Work to do -
Tally every line featuring "HitchHiker", then give that tally alone.
==*==
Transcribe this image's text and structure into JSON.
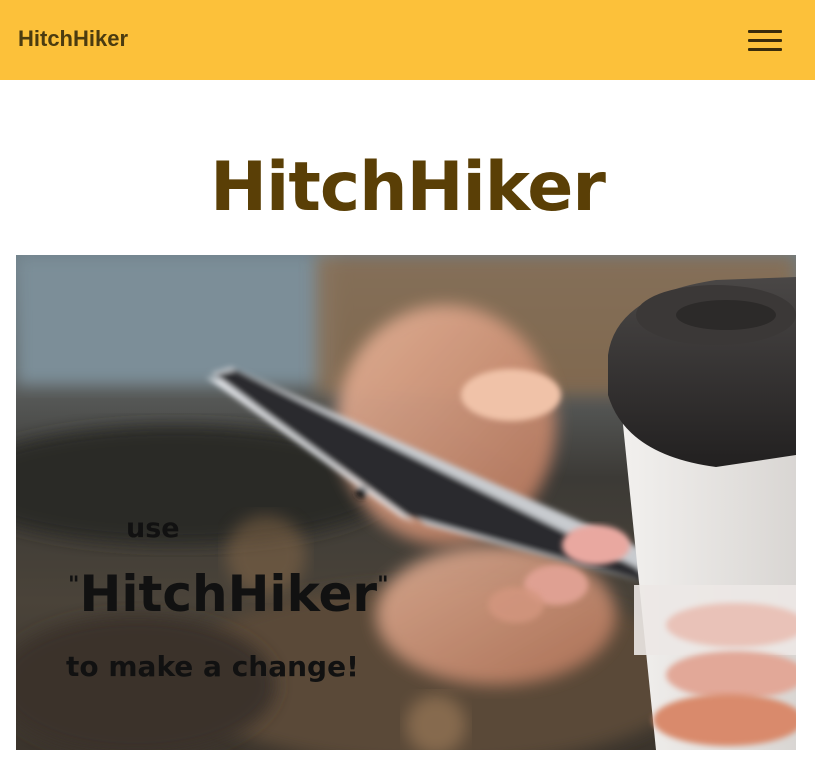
{
  "navbar": {
    "brand": "HitchHiker",
    "menu_icon": "hamburger-menu-icon"
  },
  "main": {
    "title": "HitchHiker"
  },
  "hero": {
    "line1": "use",
    "quote_open": "\"",
    "name": "HitchHiker",
    "quote_close": "\"",
    "line3": "to make a change!"
  },
  "colors": {
    "navbar_bg": "#fcc13a",
    "brand_text": "#4b3b10",
    "title_text": "#5a3f06"
  }
}
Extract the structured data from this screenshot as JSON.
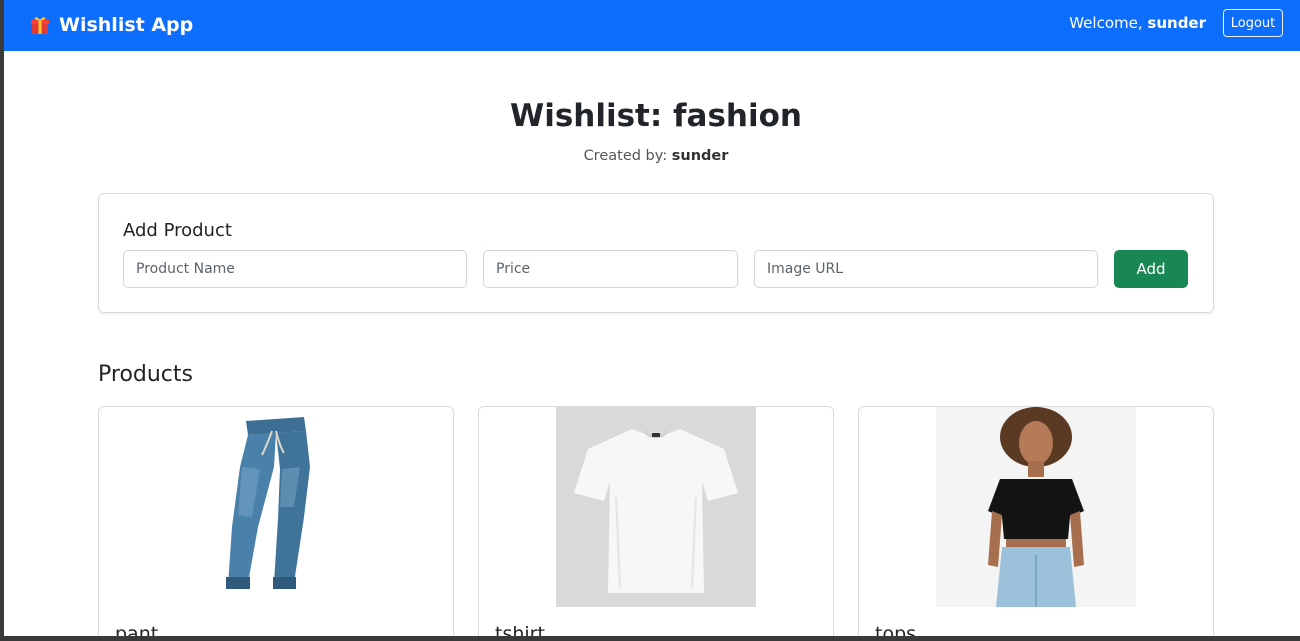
{
  "navbar": {
    "brand": "Wishlist App",
    "welcome_prefix": "Welcome,",
    "username": "sunder",
    "logout_label": "Logout",
    "color": "#0d6efd"
  },
  "header": {
    "title": "Wishlist: fashion",
    "created_by_label": "Created by:",
    "created_by_user": "sunder"
  },
  "add_product": {
    "title": "Add Product",
    "name_placeholder": "Product Name",
    "price_placeholder": "Price",
    "url_placeholder": "Image URL",
    "add_label": "Add",
    "add_color": "#198754"
  },
  "products": {
    "heading": "Products",
    "items": [
      {
        "name": "pant",
        "image": "jeans-photo"
      },
      {
        "name": "tshirt",
        "image": "white-tshirt-photo"
      },
      {
        "name": "tops",
        "image": "woman-black-crop-top-photo"
      }
    ]
  }
}
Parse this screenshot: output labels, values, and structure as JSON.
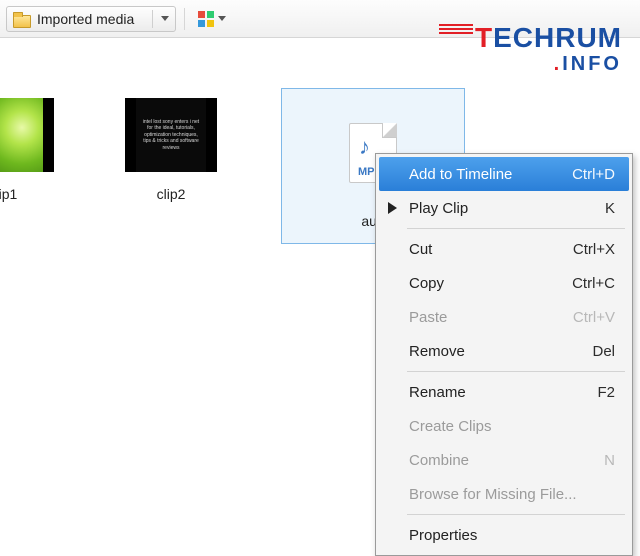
{
  "toolbar": {
    "dropdown_label": "Imported media"
  },
  "thumbs": {
    "clip1_label": "ip1",
    "clip2_label": "clip2",
    "clip2_inner_text": "intel lost sony enters i net for the ideal, tutorials, optimization techniques, tips & tricks and software reviews"
  },
  "selected": {
    "ext": "MP",
    "label": "aud"
  },
  "context_menu": [
    {
      "label": "Add to Timeline",
      "shortcut": "Ctrl+D",
      "highlight": true,
      "enabled": true,
      "icon": ""
    },
    {
      "label": "Play Clip",
      "shortcut": "K",
      "highlight": false,
      "enabled": true,
      "icon": "play"
    },
    {
      "sep": true
    },
    {
      "label": "Cut",
      "shortcut": "Ctrl+X",
      "highlight": false,
      "enabled": true
    },
    {
      "label": "Copy",
      "shortcut": "Ctrl+C",
      "highlight": false,
      "enabled": true
    },
    {
      "label": "Paste",
      "shortcut": "Ctrl+V",
      "highlight": false,
      "enabled": false
    },
    {
      "label": "Remove",
      "shortcut": "Del",
      "highlight": false,
      "enabled": true
    },
    {
      "sep": true
    },
    {
      "label": "Rename",
      "shortcut": "F2",
      "highlight": false,
      "enabled": true
    },
    {
      "label": "Create Clips",
      "shortcut": "",
      "highlight": false,
      "enabled": false
    },
    {
      "label": "Combine",
      "shortcut": "N",
      "highlight": false,
      "enabled": false
    },
    {
      "label": "Browse for Missing File...",
      "shortcut": "",
      "highlight": false,
      "enabled": false
    },
    {
      "sep": true
    },
    {
      "label": "Properties",
      "shortcut": "",
      "highlight": false,
      "enabled": true
    }
  ],
  "watermark": {
    "t": "T",
    "rest": "ECHRUM",
    "dot": ".",
    "sub": "INFO"
  }
}
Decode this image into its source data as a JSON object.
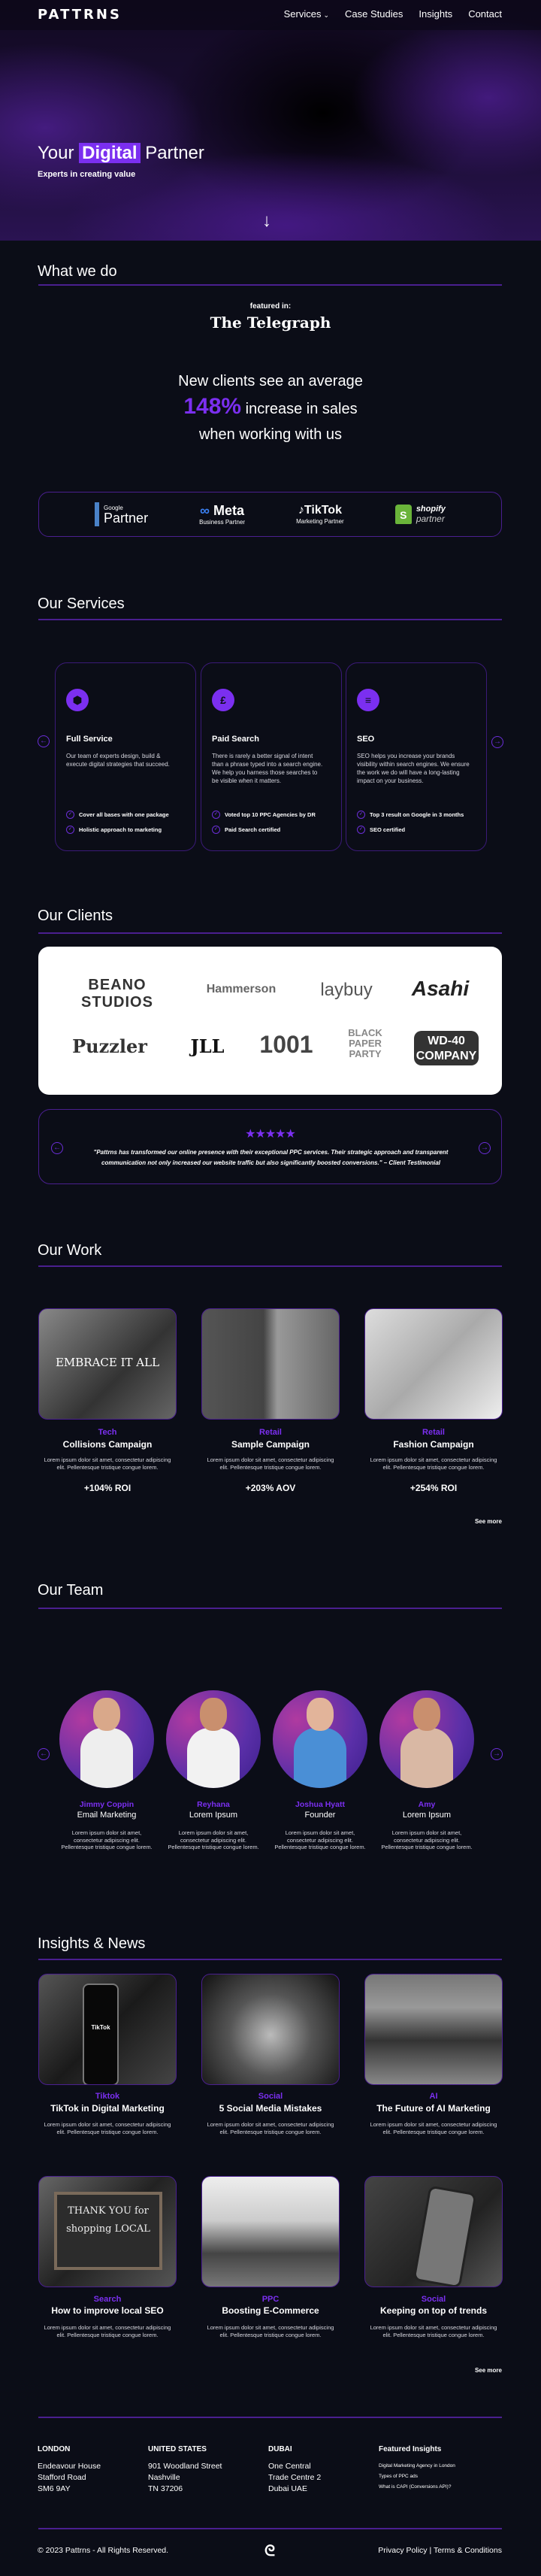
{
  "nav": {
    "logo": "PATTRNS",
    "links": [
      "Services",
      "Case Studies",
      "Insights",
      "Contact"
    ],
    "services_chevron": "⌄"
  },
  "hero": {
    "title_before": "Your",
    "title_highlight": "Digital",
    "title_after": "Partner",
    "subtitle": "Experts in creating value",
    "down_icon": "↓"
  },
  "what_we_do": {
    "heading": "What we do",
    "featured_label": "featured in:",
    "featured_outlet": "The Telegraph",
    "stat_line1": "New clients see an average",
    "stat_value": "148%",
    "stat_line2": "increase in sales",
    "stat_line3": "when working with us",
    "partners": [
      {
        "brand": "Google",
        "label": "Partner"
      },
      {
        "brand": "Meta",
        "label": "Business Partner"
      },
      {
        "brand": "TikTok",
        "label": "Marketing Partner"
      },
      {
        "brand": "shopify",
        "label": "partner"
      }
    ]
  },
  "services": {
    "heading": "Our Services",
    "items": [
      {
        "icon": "⬢",
        "title": "Full Service",
        "desc": "Our team of experts design, build & execute digital strategies that succeed.",
        "features": [
          "Cover all bases with one package",
          "Holistic approach to marketing"
        ]
      },
      {
        "icon": "£",
        "title": "Paid Search",
        "desc": "There is rarely a better signal of intent than a phrase typed into a search engine. We help you harness those searches to be visible when it matters.",
        "features": [
          "Voted top 10 PPC Agencies by DR",
          "Paid Search certified"
        ]
      },
      {
        "icon": "≡",
        "title": "SEO",
        "desc": "SEO helps you increase your brands visibility within search engines. We ensure the work we do will have a long-lasting impact on your business.",
        "features": [
          "Top 3 result on Google in 3 months",
          "SEO certified"
        ]
      }
    ]
  },
  "clients": {
    "heading": "Our Clients",
    "logos": [
      "BEANO STUDIOS",
      "Hammerson",
      "laybuy",
      "Asahi",
      "Puzzler",
      "JLL",
      "1001",
      "BLACK PAPER PARTY",
      "WD-40 COMPANY"
    ],
    "rating": "★★★★★",
    "testimonial": "\"Pattrns has transformed our online presence with their exceptional PPC services. Their strategic approach and transparent communication not only increased our website traffic but also significantly boosted conversions.\" – Client Testimonial"
  },
  "work": {
    "heading": "Our Work",
    "items": [
      {
        "category": "Tech",
        "title": "Collisions Campaign",
        "desc": "Lorem ipsum dolor sit amet, consectetur adipiscing elit. Pellentesque tristique congue lorem.",
        "stat": "+104% ROI",
        "image_text": "EMBRACE IT ALL"
      },
      {
        "category": "Retail",
        "title": "Sample Campaign",
        "desc": "Lorem ipsum dolor sit amet, consectetur adipiscing elit. Pellentesque tristique congue lorem.",
        "stat": "+203% AOV"
      },
      {
        "category": "Retail",
        "title": "Fashion Campaign",
        "desc": "Lorem ipsum dolor sit amet, consectetur adipiscing elit. Pellentesque tristique congue lorem.",
        "stat": "+254% ROI"
      }
    ],
    "see_more": "See more"
  },
  "team": {
    "heading": "Our Team",
    "members": [
      {
        "name": "Jimmy Coppin",
        "role": "Email Marketing",
        "desc": "Lorem ipsum dolor sit amet, consectetur adipiscing elit. Pellentesque tristique congue lorem."
      },
      {
        "name": "Reyhana",
        "role": "Lorem Ipsum",
        "desc": "Lorem ipsum dolor sit amet, consectetur adipiscing elit. Pellentesque tristique congue lorem."
      },
      {
        "name": "Joshua Hyatt",
        "role": "Founder",
        "desc": "Lorem ipsum dolor sit amet, consectetur adipiscing elit. Pellentesque tristique congue lorem."
      },
      {
        "name": "Amy",
        "role": "Lorem Ipsum",
        "desc": "Lorem ipsum dolor sit amet, consectetur adipiscing elit. Pellentesque tristique congue lorem."
      }
    ]
  },
  "insights": {
    "heading": "Insights & News",
    "items": [
      {
        "category": "Tiktok",
        "title": "TikTok in Digital Marketing",
        "desc": "Lorem ipsum dolor sit amet, consectetur adipiscing elit. Pellentesque tristique congue lorem.",
        "image_text": "TikTok"
      },
      {
        "category": "Social",
        "title": "5 Social Media Mistakes",
        "desc": "Lorem ipsum dolor sit amet, consectetur adipiscing elit. Pellentesque tristique congue lorem."
      },
      {
        "category": "AI",
        "title": "The Future of AI Marketing",
        "desc": "Lorem ipsum dolor sit amet, consectetur adipiscing elit. Pellentesque tristique congue lorem."
      },
      {
        "category": "Search",
        "title": "How to improve local SEO",
        "desc": "Lorem ipsum dolor sit amet, consectetur adipiscing elit. Pellentesque tristique congue lorem.",
        "image_text": "THANK YOU for shopping LOCAL"
      },
      {
        "category": "PPC",
        "title": "Boosting E-Commerce",
        "desc": "Lorem ipsum dolor sit amet, consectetur adipiscing elit. Pellentesque tristique congue lorem."
      },
      {
        "category": "Social",
        "title": "Keeping on top of trends",
        "desc": "Lorem ipsum dolor sit amet, consectetur adipiscing elit. Pellentesque tristique congue lorem."
      }
    ],
    "see_more": "See more"
  },
  "footer": {
    "offices": [
      {
        "city": "LONDON",
        "lines": [
          "Endeavour House",
          "Stafford Road",
          "SM6 9AY"
        ]
      },
      {
        "city": "UNITED STATES",
        "lines": [
          "901 Woodland Street",
          "Nashville",
          "TN 37206"
        ]
      },
      {
        "city": "DUBAI",
        "lines": [
          "One Central",
          "Trade Centre 2",
          "Dubai UAE"
        ]
      }
    ],
    "featured_heading": "Featured Insights",
    "featured_links": [
      "Digital Marketing Agency in London",
      "Types of PPC ads",
      "What is CAPI (Conversions API)?"
    ],
    "copyright": "© 2023 Pattrns - All Rights Reserved.",
    "privacy": "Privacy Policy",
    "separator": "|",
    "terms": "Terms & Conditions",
    "logo_glyph": "ᘓ"
  },
  "colors": {
    "accent": "#7b2ff0",
    "divider": "#4a1f8f",
    "background": "#0b0d17"
  }
}
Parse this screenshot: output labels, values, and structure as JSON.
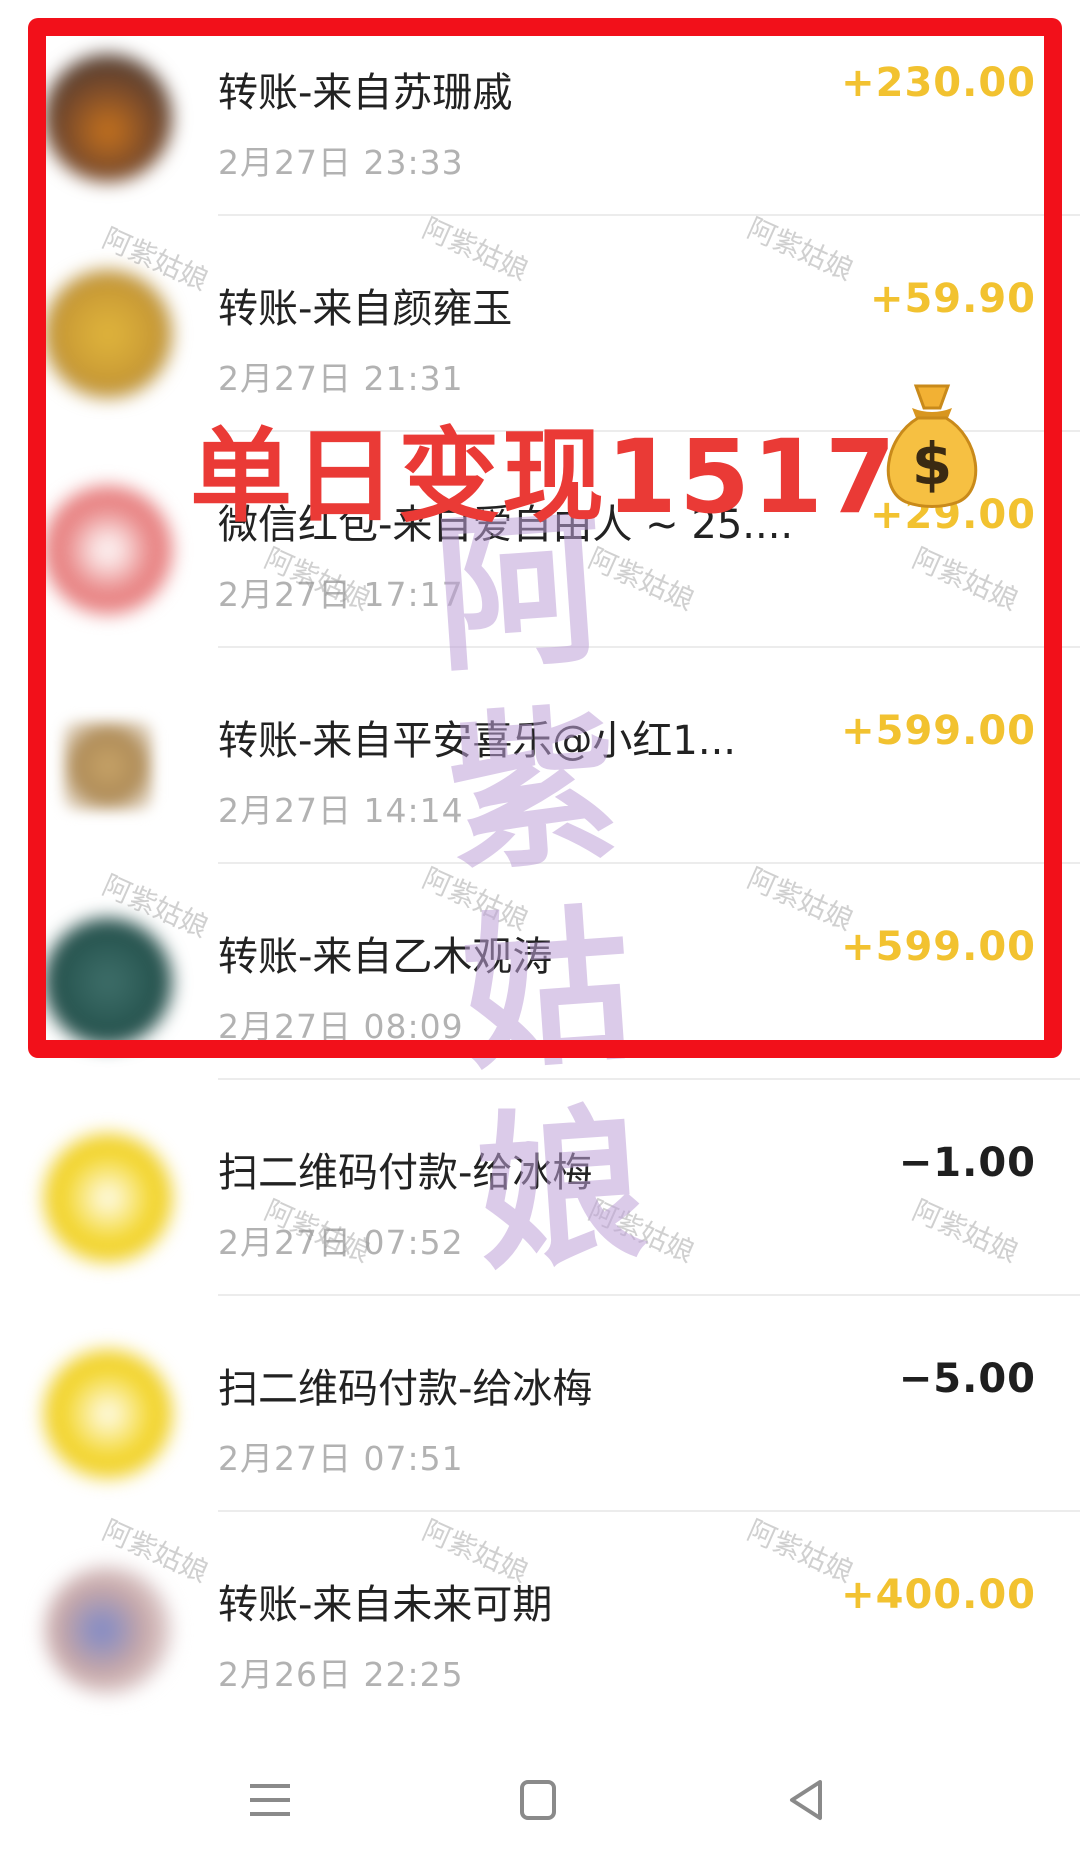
==*==
Written response -
3